• _What the task requires_:
Please answer from the excerpt on MCP agent architecture: where does an Agentic Gateway typically sit?

Organizations that recognize this distinction early will build agents that operate reliably in production. Those that treat MCP as a complete platform will eventually discover that the real challenge is not connecting models to systems, but controlling how they act within them.

Explain the five layers of an MCP-based agent architecture.

A production agent architecture typically includes five layers:

1. Model access layer
Determines which model is used for a specific task and manages trade-offs between cost, latency, reasoning quality, and data sensitivity.

2. Orchestration layer
Coordinates workflows by planning steps, handling retries, managing state, and supporting long-running processes or human intervention.

3. MCP interface layer
Provides the standardized protocol through which agents connect to external tools, resources, and prompts exposed by MCP servers.

4. Execution control layer
Validates tool calls, constrains parameters, manages credentials, and enforces runtime boundaries for agent actions.

5. Audit and governance layer
Maintains traceability by logging tool calls, identities, parameters, and outcomes while defining approval rules and incident investigation procedures.

How can I implement an Agentic Gateway for MCP?

An Agentic Gateway typically sits between agents and MCP servers to enforce centralized control.

Key responsibilities include:

  • validating model-proposed tool calls before execution
  • enforcing identity and authorization policies
  • verifying allowed parameters and tool usage
  • applying approval workflows for sensitive actions
  • collecting audit logs for monitoring and compliance

This gateway allows organizations to apply consistent governance and security policies across multiple agents and MCP servers.

What are the common signs of MCP redirection hijacking?

Redirection hijacking can occur when external repositories referenced by infrastructure components are taken over or replaced.

Potential warning signs include:

  • changes in repository ownership or unexpected redirects
  • MCP servers referencing abandoned or transferred repositories
  • sudden configuration or behavior changes after updates
  • previously trusted integrations introducing new instructions or actions

These events can allow attackers to replace trusted infrastructure components with malicious code.

What specific criteria should be used to audit internal MCP registries?

When auditing internal MCP registries, organizations should review:

  • which MCP servers are approved and who certified them
  • how server lifecycle management and updates are controlled
  • which enterprise systems are exposed through MCP servers
  • whether authentication mechanisms such as OAuth are implemented
  • how tool calls and interactions are logged and monitored

Centralizing server approval and lifecycle control helps prevent uncontrolled proliferation of adapters across teams.

(Bounding box prediction data)
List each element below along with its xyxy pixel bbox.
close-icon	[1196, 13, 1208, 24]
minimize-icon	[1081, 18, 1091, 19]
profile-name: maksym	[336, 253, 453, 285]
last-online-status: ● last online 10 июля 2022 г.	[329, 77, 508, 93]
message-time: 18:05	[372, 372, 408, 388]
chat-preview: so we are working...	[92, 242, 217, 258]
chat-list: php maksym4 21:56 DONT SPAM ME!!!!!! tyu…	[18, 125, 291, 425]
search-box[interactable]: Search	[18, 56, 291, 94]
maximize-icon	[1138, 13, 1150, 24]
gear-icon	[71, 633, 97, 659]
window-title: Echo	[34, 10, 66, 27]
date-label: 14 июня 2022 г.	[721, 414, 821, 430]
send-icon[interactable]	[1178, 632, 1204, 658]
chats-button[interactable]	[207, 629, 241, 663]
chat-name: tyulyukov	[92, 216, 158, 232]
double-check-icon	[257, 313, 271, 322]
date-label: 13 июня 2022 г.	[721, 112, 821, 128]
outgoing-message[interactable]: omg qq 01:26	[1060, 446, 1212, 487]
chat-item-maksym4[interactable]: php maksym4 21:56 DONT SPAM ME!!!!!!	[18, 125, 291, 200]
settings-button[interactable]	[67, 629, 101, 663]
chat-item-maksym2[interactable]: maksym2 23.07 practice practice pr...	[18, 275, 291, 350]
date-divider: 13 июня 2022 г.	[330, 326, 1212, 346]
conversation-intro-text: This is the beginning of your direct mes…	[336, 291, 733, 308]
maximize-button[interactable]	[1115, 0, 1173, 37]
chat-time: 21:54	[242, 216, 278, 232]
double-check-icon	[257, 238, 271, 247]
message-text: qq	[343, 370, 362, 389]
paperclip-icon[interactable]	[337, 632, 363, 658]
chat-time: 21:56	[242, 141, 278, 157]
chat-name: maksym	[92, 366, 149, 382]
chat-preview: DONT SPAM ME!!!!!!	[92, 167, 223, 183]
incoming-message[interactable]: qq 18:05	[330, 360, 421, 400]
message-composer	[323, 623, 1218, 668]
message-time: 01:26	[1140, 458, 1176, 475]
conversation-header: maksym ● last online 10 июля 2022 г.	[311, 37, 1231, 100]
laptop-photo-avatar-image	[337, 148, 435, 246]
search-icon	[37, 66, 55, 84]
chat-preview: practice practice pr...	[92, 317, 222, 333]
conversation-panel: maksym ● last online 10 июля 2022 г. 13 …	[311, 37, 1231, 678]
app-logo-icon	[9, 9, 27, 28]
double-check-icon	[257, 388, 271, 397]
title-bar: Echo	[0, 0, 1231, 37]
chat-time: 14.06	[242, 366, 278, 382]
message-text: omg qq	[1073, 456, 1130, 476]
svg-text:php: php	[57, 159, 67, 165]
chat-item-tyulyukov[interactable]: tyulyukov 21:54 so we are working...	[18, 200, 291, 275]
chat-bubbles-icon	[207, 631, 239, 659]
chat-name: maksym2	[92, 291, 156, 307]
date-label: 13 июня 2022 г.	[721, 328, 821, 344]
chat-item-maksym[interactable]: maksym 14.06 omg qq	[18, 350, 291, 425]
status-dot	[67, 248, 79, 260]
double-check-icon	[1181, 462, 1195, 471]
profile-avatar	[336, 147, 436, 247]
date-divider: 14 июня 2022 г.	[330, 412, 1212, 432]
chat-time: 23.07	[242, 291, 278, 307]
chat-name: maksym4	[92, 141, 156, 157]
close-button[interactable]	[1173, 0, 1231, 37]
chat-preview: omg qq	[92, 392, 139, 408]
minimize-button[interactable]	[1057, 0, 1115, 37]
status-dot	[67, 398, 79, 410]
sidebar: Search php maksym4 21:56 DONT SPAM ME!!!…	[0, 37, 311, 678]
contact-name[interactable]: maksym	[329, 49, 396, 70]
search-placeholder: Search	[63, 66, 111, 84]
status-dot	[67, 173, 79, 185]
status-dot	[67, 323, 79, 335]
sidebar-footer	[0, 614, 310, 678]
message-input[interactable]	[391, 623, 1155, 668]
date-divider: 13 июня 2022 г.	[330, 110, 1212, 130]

• _Task output_:
Between agents and MCP servers.